Set problem 1 ▸ Copy out the records exactly, from the line containing "post-text-part-b: 呢 [222,1300,281,1368]" down to the line containing "post-username[interactable]: n [222,1084,463,1152]", including both of those lines.

Extract ▸

==*==

Optimize function with complex square root

mleprovost · February 26, 2021, 12:41am

Hello,

I am writing a routine to store a matrix that contains the values of f(x, z) = \frac{1}{\sqrt{1-x^2}} \times \text{real}\left(\frac{\sqrt{z-1}\sqrt{z+1}}{z-x}\right) for \sim 1000 real values x \in [-1, 1] and \sim 50 complex numbers z.

This computation is a critical part of my code, do you have ideas of how I can improve it?

We cannot simplify \sqrt{z-1}\sqrt{z+1} since z is complex. Otherwise, the branch cut of the square root is no longer on the real axis between -1 and 1.

using LinearAlgebra
using BenchmarkTools

function test(x::Array{Float64,1}, z::Array{ComplexF64,1})
   A = zeros(size(x,1), size(z, 1))   
   @inbounds for (j, zj) in enumerate(z) 
        bj = √(zj-1.0)*√(zj+1.0)
        for (i, xi) in enumerate(x)

==*==

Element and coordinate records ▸
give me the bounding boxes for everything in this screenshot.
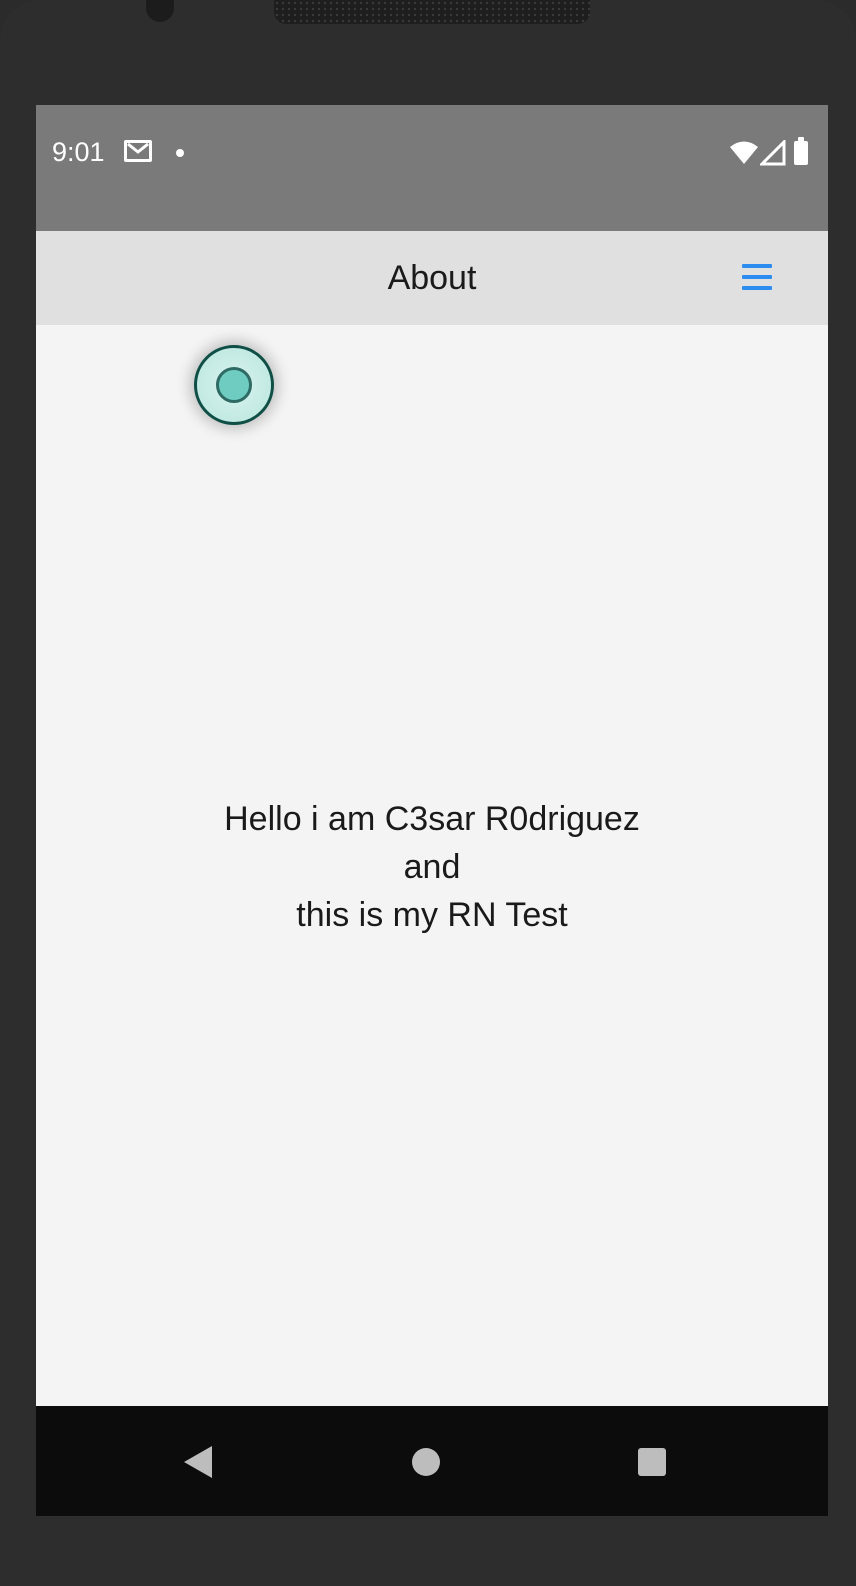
about-line-2: and — [403, 848, 461, 886]
status-time: 9:01 — [52, 137, 105, 167]
signal-icon — [760, 140, 786, 166]
floating-radio-button[interactable] — [194, 345, 274, 425]
about-text: Hello i am C3sar R0driguez and this is m… — [36, 795, 828, 939]
app-header: About — [36, 231, 828, 325]
about-line-3: this is my RN Test — [296, 896, 568, 934]
page-title: About — [387, 259, 477, 297]
notification-dot-icon — [176, 149, 184, 157]
navigation-bar — [36, 1406, 828, 1516]
menu-line — [742, 275, 772, 279]
phone-frame: 9:01 About Hello i am C3sar R0driguez an… — [0, 0, 856, 1586]
front-camera — [146, 0, 174, 22]
home-icon[interactable] — [412, 1448, 440, 1476]
device-screen: 9:01 About Hello i am C3sar R0driguez an… — [36, 105, 828, 1516]
wifi-icon — [730, 141, 758, 164]
status-bar: 9:01 — [36, 105, 828, 231]
recents-icon[interactable] — [638, 1448, 666, 1476]
earpiece-speaker — [274, 0, 590, 24]
about-line-1: Hello i am C3sar R0driguez — [224, 800, 640, 838]
back-icon[interactable] — [184, 1446, 212, 1478]
hamburger-menu-icon[interactable] — [742, 264, 772, 292]
radio-circle-icon — [216, 367, 252, 403]
gmail-icon — [124, 140, 152, 162]
battery-icon — [794, 137, 808, 165]
menu-line — [742, 286, 772, 290]
menu-line — [742, 264, 772, 268]
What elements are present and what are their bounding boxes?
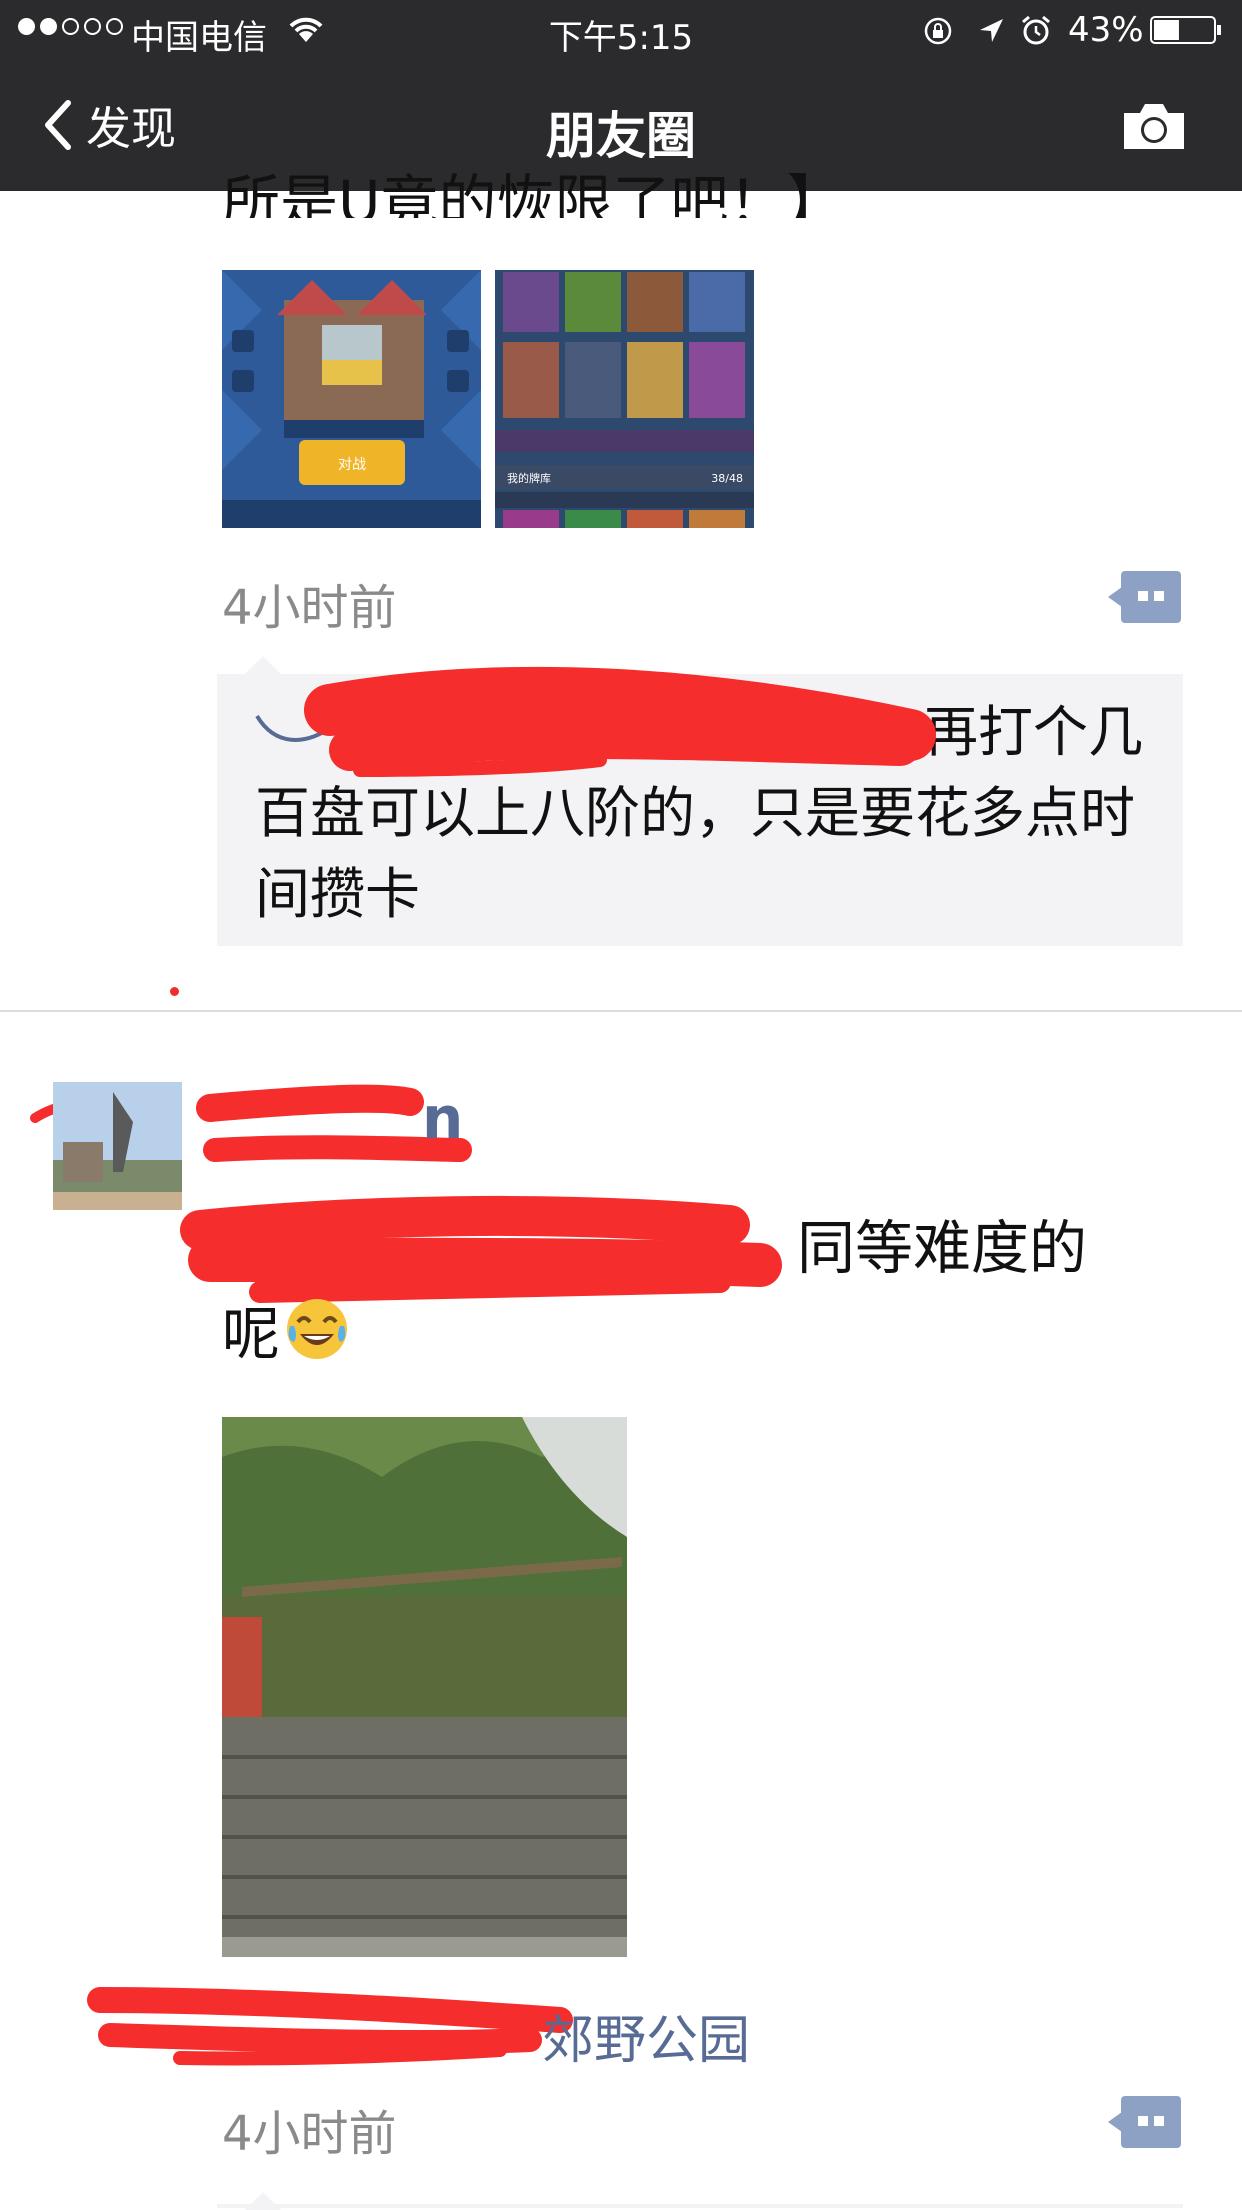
post-text-part-b: 呢 [222,1300,281,1368]
comment-text: 再打个几百盘可以上八阶的，只是要花多点时间攒卡 [255,700,1144,926]
post-text-part-a: 同等难度的 [797,1214,1088,1282]
deck-count: 38/48 [711,472,743,485]
post-image-card-deck[interactable]: 我的牌库 38/48 [495,270,754,528]
avatar[interactable] [53,1082,182,1210]
post-time-2: 4小时前 [222,2106,397,2162]
tears-of-joy-emoji-icon [287,1299,348,1359]
post-text-truncated: 所是U竟的恢限了吧！】 [222,172,845,218]
deck-label: 我的牌库 [507,471,551,485]
location-label: 郊野公园 [542,2011,751,2071]
post-image-game-arena[interactable]: 对战 [222,270,481,528]
commenter-avatar-swirl [255,714,335,742]
battery-percent: 43% [1068,10,1144,50]
username-visible: n [422,1084,464,1152]
post-username[interactable]: n [222,1084,463,1152]
camera-icon[interactable] [1120,99,1188,153]
battle-button-label: 对战 [338,457,366,473]
location-arrow-icon [980,19,1003,42]
post-divider [0,1010,1242,1012]
comment-box: 再打个几百盘可以上八阶的，只是要花多点时间攒卡 [217,674,1183,946]
post-time: 4小时前 [222,580,397,636]
comment-action-button[interactable] [1108,571,1181,623]
comment-pointer [245,656,281,674]
unread-dot [170,987,179,996]
orientation-lock-icon [924,17,952,45]
alarm-icon [1022,15,1050,45]
page-title: 朋友圈 [546,107,696,165]
post-photo[interactable] [222,1417,627,1957]
post-text: 同等难度的 呢 [222,1205,1122,1377]
status-bar: 中国电信 下午5:15 43% [0,0,1242,62]
battery-icon [1150,16,1221,44]
status-time: 下午5:15 [548,18,694,58]
comment-box-2 [217,2204,1183,2208]
post-location[interactable]: 郊野公园 [100,1998,750,2073]
comment-action-button-2[interactable] [1108,2096,1181,2148]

==*==

Set problem 2 ▸ According to the forum post on optimizing the complex square root function, why can't the product √(z−1)·√(z+1) be simplified?

Exercise solution 1 ▸
post-text-part-b: 呢 [222,1300,281,1368]
comment-text: 再打个几百盘可以上八阶的，只是要花多点时间攒卡 [255,700,1144,926]
post-text-part-a: 同等难度的 [797,1214,1088,1282]
deck-count: 38/48 [711,472,743,485]
post-image-card-deck[interactable]: 我的牌库 38/48 [495,270,754,528]
avatar[interactable] [53,1082,182,1210]
post-time-2: 4小时前 [222,2106,397,2162]
tears-of-joy-emoji-icon [287,1299,348,1359]
post-text-truncated: 所是U竟的恢限了吧！】 [222,172,845,218]
deck-label: 我的牌库 [507,471,551,485]
location-label: 郊野公园 [542,2011,751,2071]
post-image-game-arena[interactable]: 对战 [222,270,481,528]
commenter-avatar-swirl [255,714,335,742]
battery-percent: 43% [1068,10,1144,50]
username-visible: n [422,1084,464,1152]
post-username[interactable]: n [222,1084,463,1152]

Exercise solution 2 ▸ It cannot be simplified because z is complex. If it were simplified, the branch cut of the square root would no longer lie on the real axis between −1 and 1.